### Exercise brief
With the images removed, repeat the data below exactly.

### Data section
* * * * * * * * *

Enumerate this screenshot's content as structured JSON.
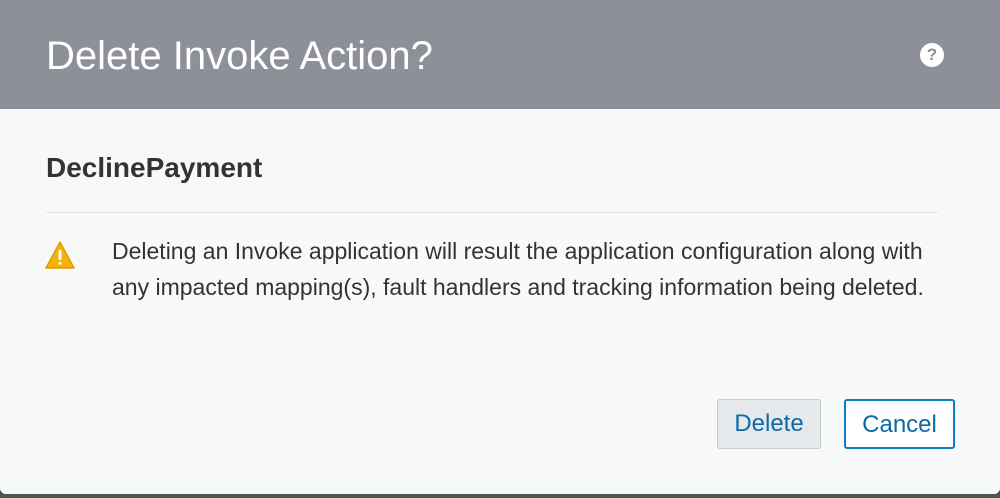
{
  "dialog": {
    "title": "Delete Invoke Action?",
    "help_icon": "question-circle-icon",
    "help_glyph": "?",
    "subject": "DeclinePayment",
    "warning_icon": "warning-triangle-icon",
    "message": "Deleting an Invoke application will result the application configuration along with any impacted mapping(s), fault handlers and tracking information being deleted.",
    "buttons": {
      "delete_label": "Delete",
      "cancel_label": "Cancel"
    }
  },
  "colors": {
    "header_bg": "#8e9099",
    "accent": "#0a7fc2",
    "warning": "#f5b20f"
  }
}
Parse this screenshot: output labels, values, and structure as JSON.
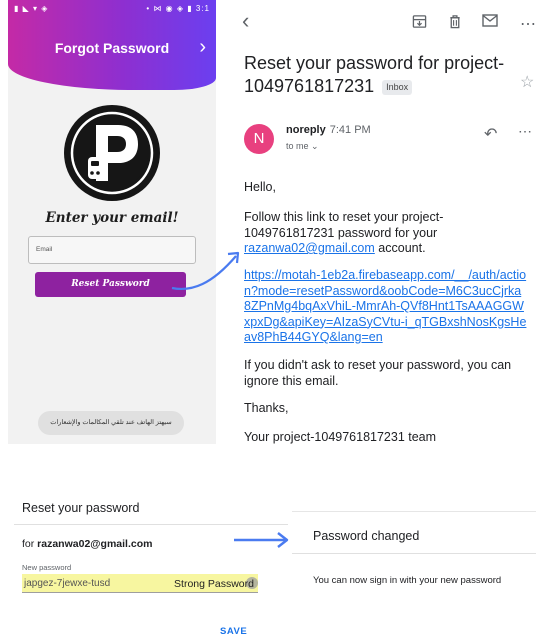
{
  "phone": {
    "status_left": "▮ ◣ ▾ ◈",
    "status_right": "• ⋈ ◉ ◈ ▮ 3:1",
    "header_title": "Forgot Password",
    "header_chevron": "›",
    "logo_letter": "P",
    "enter_email_heading": "Enter your email!",
    "email_placeholder": "Email",
    "reset_button": "Reset Password",
    "toast_text": "سيهتز الهاتف عند تلقي المكالمات والإشعارات"
  },
  "gmail": {
    "toolbar": {
      "back_icon": "‹",
      "archive_icon": "⬇",
      "delete_icon": "🗑",
      "mail_icon": "✉",
      "more_icon": "⋯"
    },
    "subject": "Reset your password for project-1049761817231",
    "inbox_label": "Inbox",
    "star_icon": "☆",
    "sender_initial": "N",
    "sender_name": "noreply",
    "time": "7:41 PM",
    "to_me": "to me ⌄",
    "reply_icon": "↶",
    "more_icon": "⋯",
    "greeting": "Hello,",
    "line_before_email": "Follow this link to reset your project-1049761817231 password for your",
    "recipient_email": "razanwa02@gmail.com",
    "line_after_email": " account.",
    "reset_link": "https://motah-1eb2a.firebaseapp.com/__/auth/action?mode=resetPassword&oobCode=M6C3ucCjrka8ZPnMg4bqAxVhiL-MmrAh-QVf8Hnt1TsAAAGGWxpxDg&apiKey=AIzaSyCVtu-i_qTGBxshNosKgsHeav8PhB44GYQ&lang=en",
    "ignore_text": "If you didn't ask to reset your password, you can ignore this email.",
    "thanks": "Thanks,",
    "signature": "Your project-1049761817231 team"
  },
  "reset_dialog": {
    "title": "Reset your password",
    "for_prefix": "for ",
    "for_email": "razanwa02@gmail.com",
    "new_password_label": "New password",
    "new_password_value": "japgez-7jewxe-tusd",
    "strength_label": "Strong Password",
    "save_button": "SAVE"
  },
  "password_changed": {
    "title": "Password changed",
    "message": "You can now sign in with your new password"
  },
  "colors": {
    "header_gradient_start": "#c42aa6",
    "header_gradient_end": "#6b3ff0",
    "reset_button": "#8e22a0",
    "link_blue": "#1a73e8",
    "arrow_blue": "#4a7bf0",
    "avatar_pink": "#e8407f",
    "password_highlight": "#f7f6a0"
  }
}
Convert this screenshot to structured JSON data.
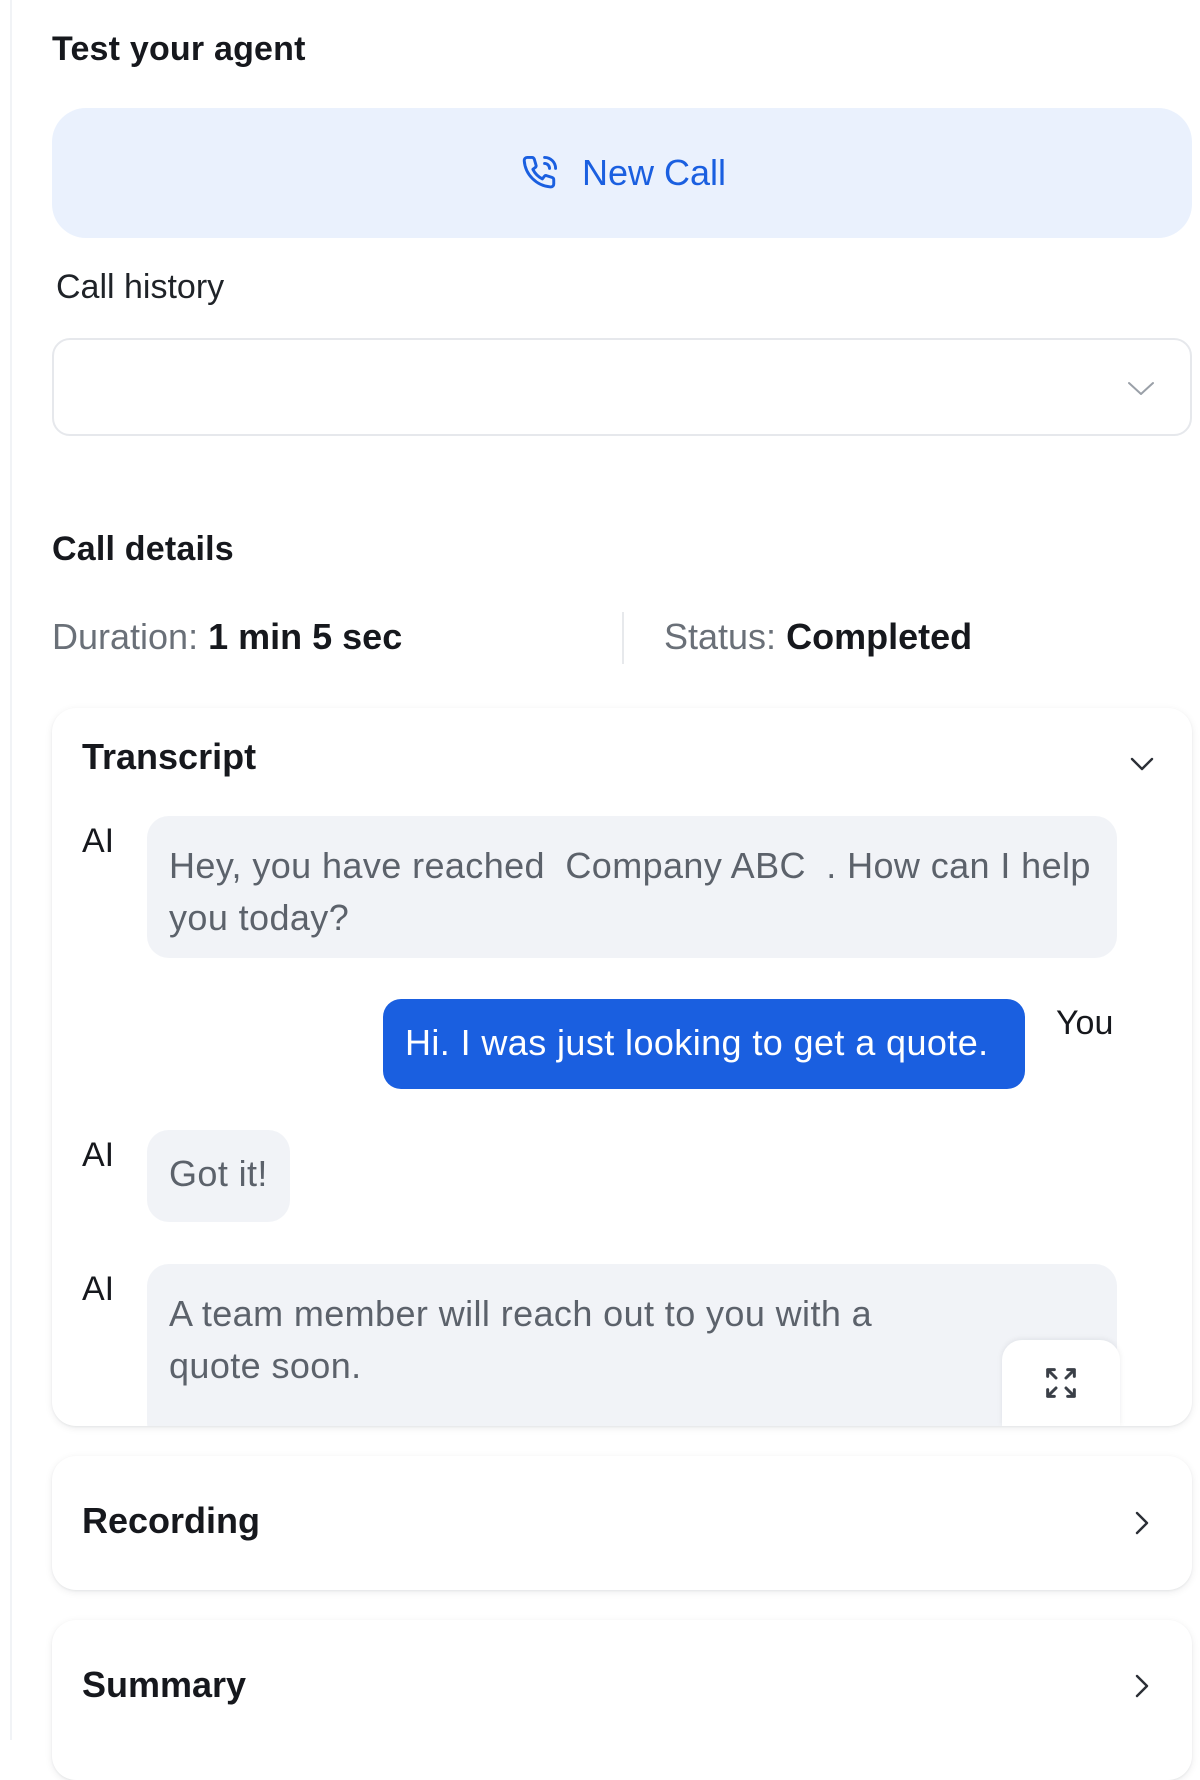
{
  "header": {
    "title": "Test your agent"
  },
  "new_call": {
    "label": "New Call",
    "icon": "phone-call-icon"
  },
  "call_history": {
    "label": "Call history",
    "selected_value": ""
  },
  "call_details": {
    "title": "Call details",
    "duration_label": "Duration:",
    "duration_value": "1 min 5 sec",
    "status_label": "Status:",
    "status_value": "Completed"
  },
  "transcript": {
    "title": "Transcript",
    "messages": [
      {
        "speaker": "AI",
        "text_before": "Hey, you have reached",
        "highlight": "Company ABC",
        "text_after": ". How can I help you today?"
      },
      {
        "speaker": "You",
        "text": "Hi. I was just looking to get a quote."
      },
      {
        "speaker": "AI",
        "text": "Got it!"
      },
      {
        "speaker": "AI",
        "text": "A team member will reach out to you with a quote soon."
      }
    ]
  },
  "recording": {
    "title": "Recording"
  },
  "summary": {
    "title": "Summary"
  },
  "colors": {
    "accent": "#1a5fe0",
    "accent_bg": "#eaf1fd",
    "bubble_ai_bg": "#f1f3f7"
  }
}
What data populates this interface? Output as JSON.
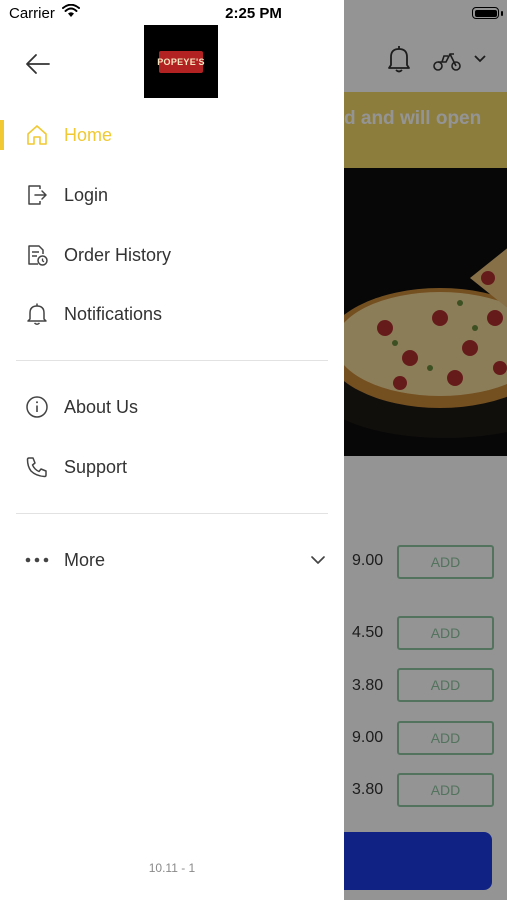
{
  "status_bar": {
    "carrier": "Carrier",
    "time": "2:25 PM"
  },
  "drawer": {
    "logo_text": "POPEYE'S",
    "items": [
      {
        "label": "Home",
        "icon": "home-icon",
        "active": true
      },
      {
        "label": "Login",
        "icon": "login-icon"
      },
      {
        "label": "Order History",
        "icon": "order-history-icon"
      },
      {
        "label": "Notifications",
        "icon": "bell-icon"
      },
      {
        "label": "About Us",
        "icon": "info-icon"
      },
      {
        "label": "Support",
        "icon": "phone-icon"
      },
      {
        "label": "More",
        "icon": "more-dots-icon"
      }
    ],
    "version": "10.11 - 1"
  },
  "background": {
    "banner_text": "d and will open",
    "products": [
      {
        "price": "9.00",
        "button": "ADD"
      },
      {
        "price": "4.50",
        "button": "ADD"
      },
      {
        "price": "3.80",
        "button": "ADD"
      },
      {
        "price": "9.00",
        "button": "ADD"
      },
      {
        "price": "3.80",
        "button": "ADD"
      }
    ]
  },
  "colors": {
    "accent": "#f0c933",
    "banner": "#f1d86a",
    "add_button": "#8fc7a2",
    "cta": "#1c3be2",
    "text": "#333333"
  }
}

* * * * * * * * *

### Exercise output
Enumerate this screenshot's content as structured JSON.
{
  "dialog": {
    "title": "Delete Invoke Action?",
    "help_icon": "question-circle-icon",
    "help_glyph": "?",
    "subject": "DeclinePayment",
    "warning_icon": "warning-triangle-icon",
    "message": "Deleting an Invoke application will result the application configuration along with any impacted mapping(s), fault handlers and tracking information being deleted.",
    "buttons": {
      "delete_label": "Delete",
      "cancel_label": "Cancel"
    }
  },
  "colors": {
    "header_bg": "#8e9099",
    "accent": "#0a7fc2",
    "warning": "#f5b20f"
  }
}
Parse this screenshot: output labels, values, and structure as JSON.
{
  "phone": {
    "status_left": "▮ ◣ ▾ ◈",
    "status_right": "• ⋈ ◉ ◈ ▮ 3:1",
    "header_title": "Forgot Password",
    "header_chevron": "›",
    "logo_letter": "P",
    "enter_email_heading": "Enter your email!",
    "email_placeholder": "Email",
    "reset_button": "Reset Password",
    "toast_text": "سيهتز الهاتف عند تلقي المكالمات والإشعارات"
  },
  "gmail": {
    "toolbar": {
      "back_icon": "‹",
      "archive_icon": "⬇",
      "delete_icon": "🗑",
      "mail_icon": "✉",
      "more_icon": "⋯"
    },
    "subject": "Reset your password for project-1049761817231",
    "inbox_label": "Inbox",
    "star_icon": "☆",
    "sender_initial": "N",
    "sender_name": "noreply",
    "time": "7:41 PM",
    "to_me": "to me ⌄",
    "reply_icon": "↶",
    "more_icon": "⋯",
    "greeting": "Hello,",
    "line_before_email": "Follow this link to reset your project-1049761817231 password for your",
    "recipient_email": "razanwa02@gmail.com",
    "line_after_email": " account.",
    "reset_link": "https://motah-1eb2a.firebaseapp.com/__/auth/action?mode=resetPassword&oobCode=M6C3ucCjrka8ZPnMg4bqAxVhiL-MmrAh-QVf8Hnt1TsAAAGGWxpxDg&apiKey=AIzaSyCVtu-i_qTGBxshNosKgsHeav8PhB44GYQ&lang=en",
    "ignore_text": "If you didn't ask to reset your password, you can ignore this email.",
    "thanks": "Thanks,",
    "signature": "Your project-1049761817231 team"
  },
  "reset_dialog": {
    "title": "Reset your password",
    "for_prefix": "for ",
    "for_email": "razanwa02@gmail.com",
    "new_password_label": "New password",
    "new_password_value": "japgez-7jewxe-tusd",
    "strength_label": "Strong Password",
    "save_button": "SAVE"
  },
  "password_changed": {
    "title": "Password changed",
    "message": "You can now sign in with your new password"
  },
  "colors": {
    "header_gradient_start": "#c42aa6",
    "header_gradient_end": "#6b3ff0",
    "reset_button": "#8e22a0",
    "link_blue": "#1a73e8",
    "arrow_blue": "#4a7bf0",
    "avatar_pink": "#e8407f",
    "password_highlight": "#f7f6a0"
  }
}
Convert this screenshot to structured JSON data.
{
  "header": {
    "title": "Test your agent"
  },
  "new_call": {
    "label": "New Call",
    "icon": "phone-call-icon"
  },
  "call_history": {
    "label": "Call history",
    "selected_value": ""
  },
  "call_details": {
    "title": "Call details",
    "duration_label": "Duration:",
    "duration_value": "1 min 5 sec",
    "status_label": "Status:",
    "status_value": "Completed"
  },
  "transcript": {
    "title": "Transcript",
    "messages": [
      {
        "speaker": "AI",
        "text_before": "Hey, you have reached",
        "highlight": "Company ABC",
        "text_after": ". How can I help you today?"
      },
      {
        "speaker": "You",
        "text": "Hi. I was just looking to get a quote."
      },
      {
        "speaker": "AI",
        "text": "Got it!"
      },
      {
        "speaker": "AI",
        "text": "A team member will reach out to you with a quote soon."
      }
    ]
  },
  "recording": {
    "title": "Recording"
  },
  "summary": {
    "title": "Summary"
  },
  "colors": {
    "accent": "#1a5fe0",
    "accent_bg": "#eaf1fd",
    "bubble_ai_bg": "#f1f3f7"
  }
}
What data populates this interface? Output as JSON.
{
  "status_bar": {
    "carrier": "Carrier",
    "time": "2:25 PM"
  },
  "drawer": {
    "logo_text": "POPEYE'S",
    "items": [
      {
        "label": "Home",
        "icon": "home-icon",
        "active": true
      },
      {
        "label": "Login",
        "icon": "login-icon"
      },
      {
        "label": "Order History",
        "icon": "order-history-icon"
      },
      {
        "label": "Notifications",
        "icon": "bell-icon"
      },
      {
        "label": "About Us",
        "icon": "info-icon"
      },
      {
        "label": "Support",
        "icon": "phone-icon"
      },
      {
        "label": "More",
        "icon": "more-dots-icon"
      }
    ],
    "version": "10.11 - 1"
  },
  "background": {
    "banner_text": "d and will open",
    "products": [
      {
        "price": "9.00",
        "button": "ADD"
      },
      {
        "price": "4.50",
        "button": "ADD"
      },
      {
        "price": "3.80",
        "button": "ADD"
      },
      {
        "price": "9.00",
        "button": "ADD"
      },
      {
        "price": "3.80",
        "button": "ADD"
      }
    ]
  },
  "colors": {
    "accent": "#f0c933",
    "banner": "#f1d86a",
    "add_button": "#8fc7a2",
    "cta": "#1c3be2",
    "text": "#333333"
  }
}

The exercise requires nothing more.